◆ Aim ◆
Copy all lines below containing "Contacts".

------------

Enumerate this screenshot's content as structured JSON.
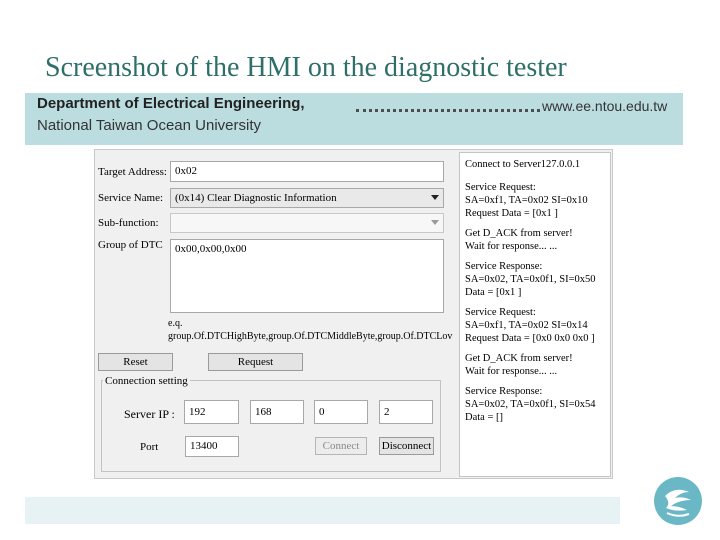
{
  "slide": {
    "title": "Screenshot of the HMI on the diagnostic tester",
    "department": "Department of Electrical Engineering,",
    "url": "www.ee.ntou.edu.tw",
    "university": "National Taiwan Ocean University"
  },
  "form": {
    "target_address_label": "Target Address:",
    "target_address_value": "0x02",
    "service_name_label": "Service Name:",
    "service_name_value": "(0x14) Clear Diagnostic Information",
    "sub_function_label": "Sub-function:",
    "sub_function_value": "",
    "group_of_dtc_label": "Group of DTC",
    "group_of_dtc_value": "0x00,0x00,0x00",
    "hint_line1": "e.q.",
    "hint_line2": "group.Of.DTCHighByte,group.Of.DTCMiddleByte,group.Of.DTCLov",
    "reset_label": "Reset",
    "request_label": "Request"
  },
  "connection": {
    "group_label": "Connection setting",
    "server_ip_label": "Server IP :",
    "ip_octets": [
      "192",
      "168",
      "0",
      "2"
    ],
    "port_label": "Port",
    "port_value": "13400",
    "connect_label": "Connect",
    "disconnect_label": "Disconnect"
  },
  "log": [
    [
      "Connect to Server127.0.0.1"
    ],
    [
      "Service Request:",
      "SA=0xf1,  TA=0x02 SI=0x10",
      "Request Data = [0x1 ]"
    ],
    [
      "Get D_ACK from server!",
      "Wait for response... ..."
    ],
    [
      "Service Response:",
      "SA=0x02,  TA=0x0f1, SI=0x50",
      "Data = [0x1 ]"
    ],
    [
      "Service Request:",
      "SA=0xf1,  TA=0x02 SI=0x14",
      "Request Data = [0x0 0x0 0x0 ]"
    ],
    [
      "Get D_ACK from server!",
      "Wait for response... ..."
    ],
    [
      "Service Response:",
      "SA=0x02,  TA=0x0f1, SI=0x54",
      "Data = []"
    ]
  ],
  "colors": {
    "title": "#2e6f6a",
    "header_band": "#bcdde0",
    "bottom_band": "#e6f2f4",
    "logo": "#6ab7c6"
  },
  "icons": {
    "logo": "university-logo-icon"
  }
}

------------

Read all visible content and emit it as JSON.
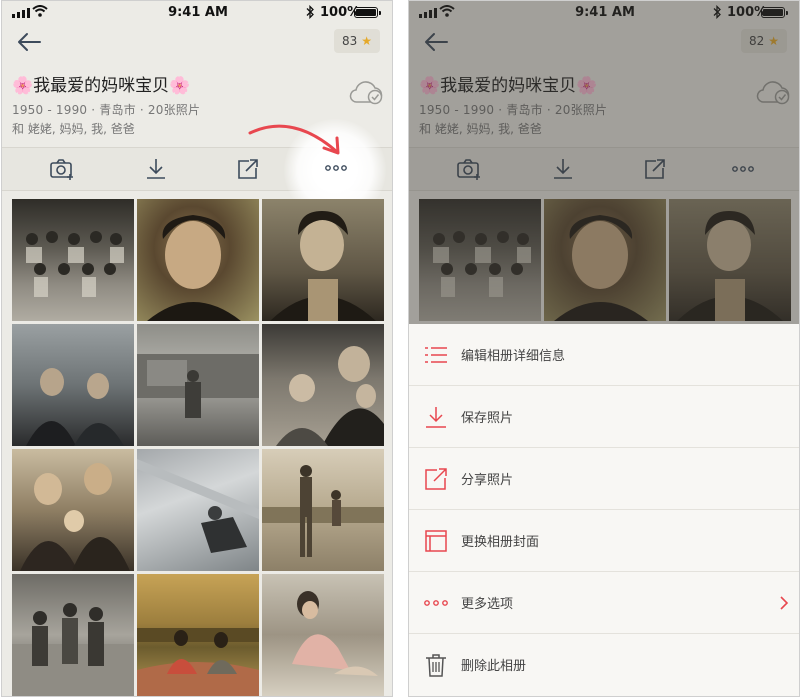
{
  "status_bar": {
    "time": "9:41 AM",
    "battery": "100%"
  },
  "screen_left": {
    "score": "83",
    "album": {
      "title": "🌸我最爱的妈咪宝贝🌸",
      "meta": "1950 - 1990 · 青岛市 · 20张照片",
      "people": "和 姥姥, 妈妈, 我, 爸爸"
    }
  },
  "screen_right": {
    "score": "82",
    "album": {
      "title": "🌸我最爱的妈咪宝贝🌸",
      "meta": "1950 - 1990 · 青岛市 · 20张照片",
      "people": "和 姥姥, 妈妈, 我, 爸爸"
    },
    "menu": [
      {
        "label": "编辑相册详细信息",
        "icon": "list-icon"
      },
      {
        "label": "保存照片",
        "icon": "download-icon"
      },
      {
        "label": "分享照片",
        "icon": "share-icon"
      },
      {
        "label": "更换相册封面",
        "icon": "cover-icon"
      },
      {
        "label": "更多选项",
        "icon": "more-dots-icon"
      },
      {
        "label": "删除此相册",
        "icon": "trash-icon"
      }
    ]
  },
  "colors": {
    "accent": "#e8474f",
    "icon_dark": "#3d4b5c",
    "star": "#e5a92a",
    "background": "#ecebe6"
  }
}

------------

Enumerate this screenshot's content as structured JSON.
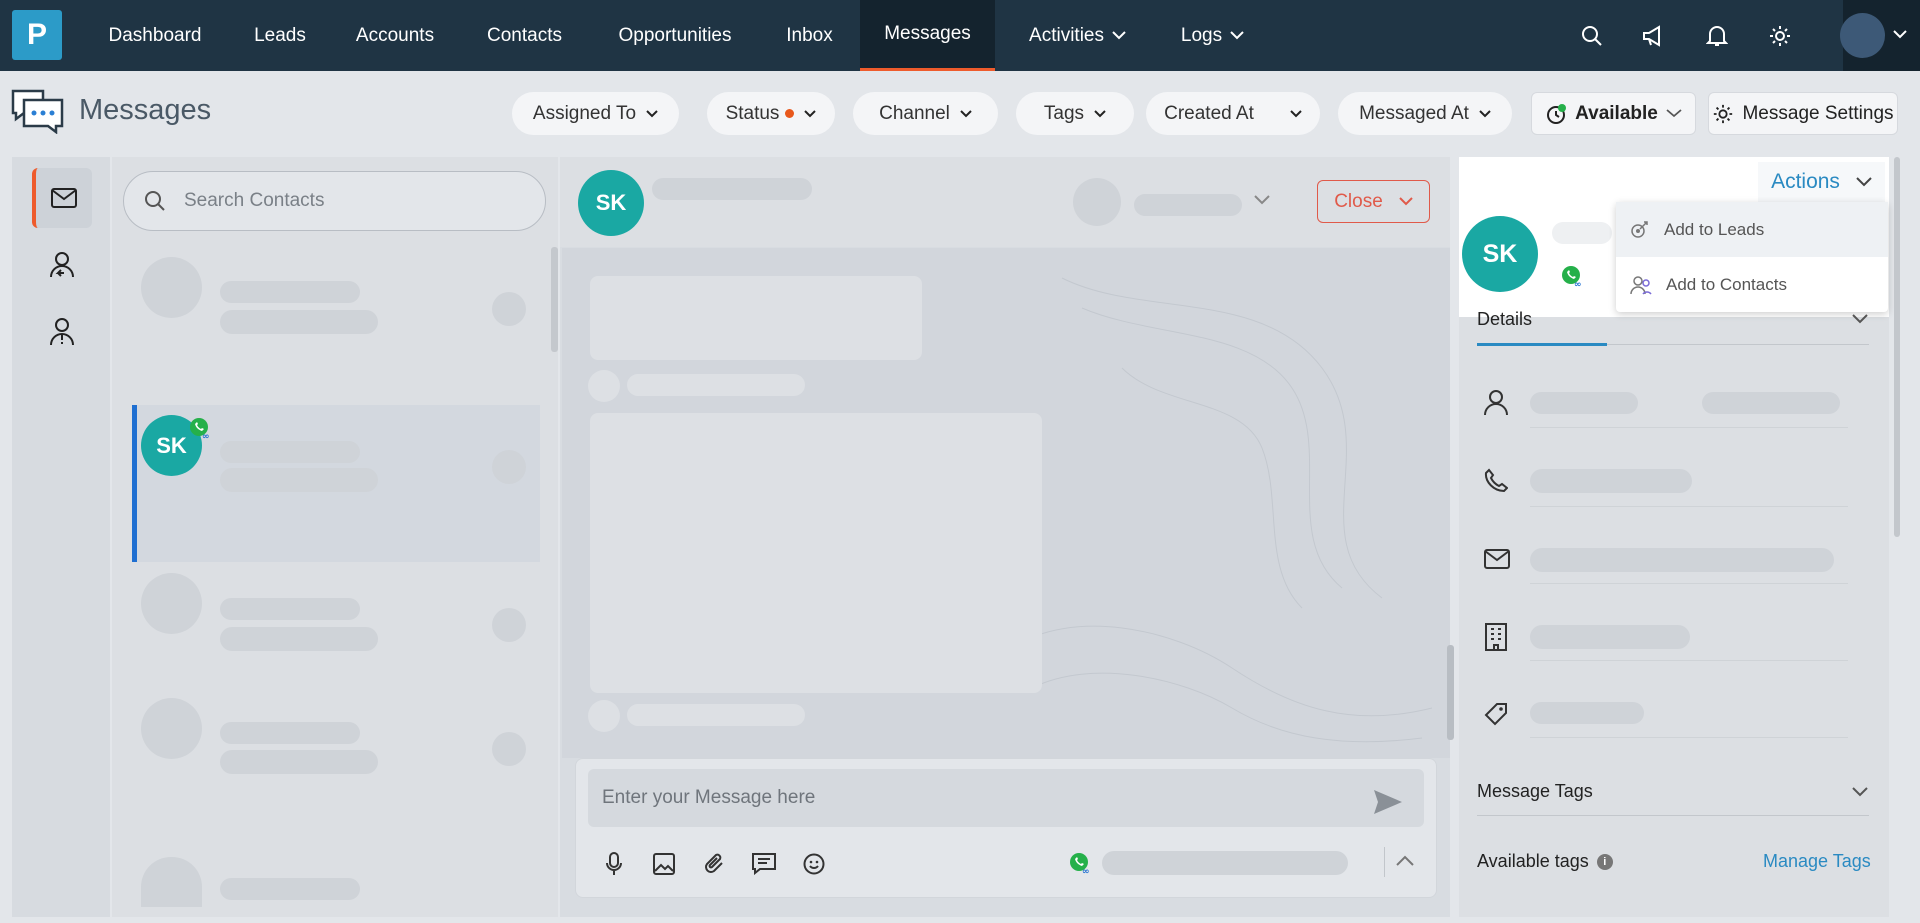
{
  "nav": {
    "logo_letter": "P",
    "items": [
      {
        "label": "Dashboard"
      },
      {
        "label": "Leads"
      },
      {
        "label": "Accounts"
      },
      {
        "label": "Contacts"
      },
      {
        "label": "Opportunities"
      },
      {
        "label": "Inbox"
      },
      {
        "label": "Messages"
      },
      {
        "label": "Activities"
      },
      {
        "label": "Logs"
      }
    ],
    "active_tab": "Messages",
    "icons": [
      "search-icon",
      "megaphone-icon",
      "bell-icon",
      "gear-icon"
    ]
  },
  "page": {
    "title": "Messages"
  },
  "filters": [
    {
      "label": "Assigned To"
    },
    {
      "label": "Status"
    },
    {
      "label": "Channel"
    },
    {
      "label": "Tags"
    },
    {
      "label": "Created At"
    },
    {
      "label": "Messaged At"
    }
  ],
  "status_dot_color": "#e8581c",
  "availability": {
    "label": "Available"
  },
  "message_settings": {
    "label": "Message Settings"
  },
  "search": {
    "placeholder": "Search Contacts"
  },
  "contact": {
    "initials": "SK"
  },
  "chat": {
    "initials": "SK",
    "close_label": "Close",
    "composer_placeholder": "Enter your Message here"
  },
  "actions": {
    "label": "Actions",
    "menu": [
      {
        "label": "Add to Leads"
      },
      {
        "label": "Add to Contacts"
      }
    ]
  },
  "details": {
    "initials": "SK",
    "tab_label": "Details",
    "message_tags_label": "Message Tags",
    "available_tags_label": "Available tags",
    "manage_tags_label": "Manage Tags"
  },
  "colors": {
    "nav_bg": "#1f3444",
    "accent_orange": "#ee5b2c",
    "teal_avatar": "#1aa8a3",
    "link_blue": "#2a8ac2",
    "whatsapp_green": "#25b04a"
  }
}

------------

◆ Task answer ◆
        "label": "Contacts"
    "placeholder": "Search Contacts"
        "label": "Add to Contacts"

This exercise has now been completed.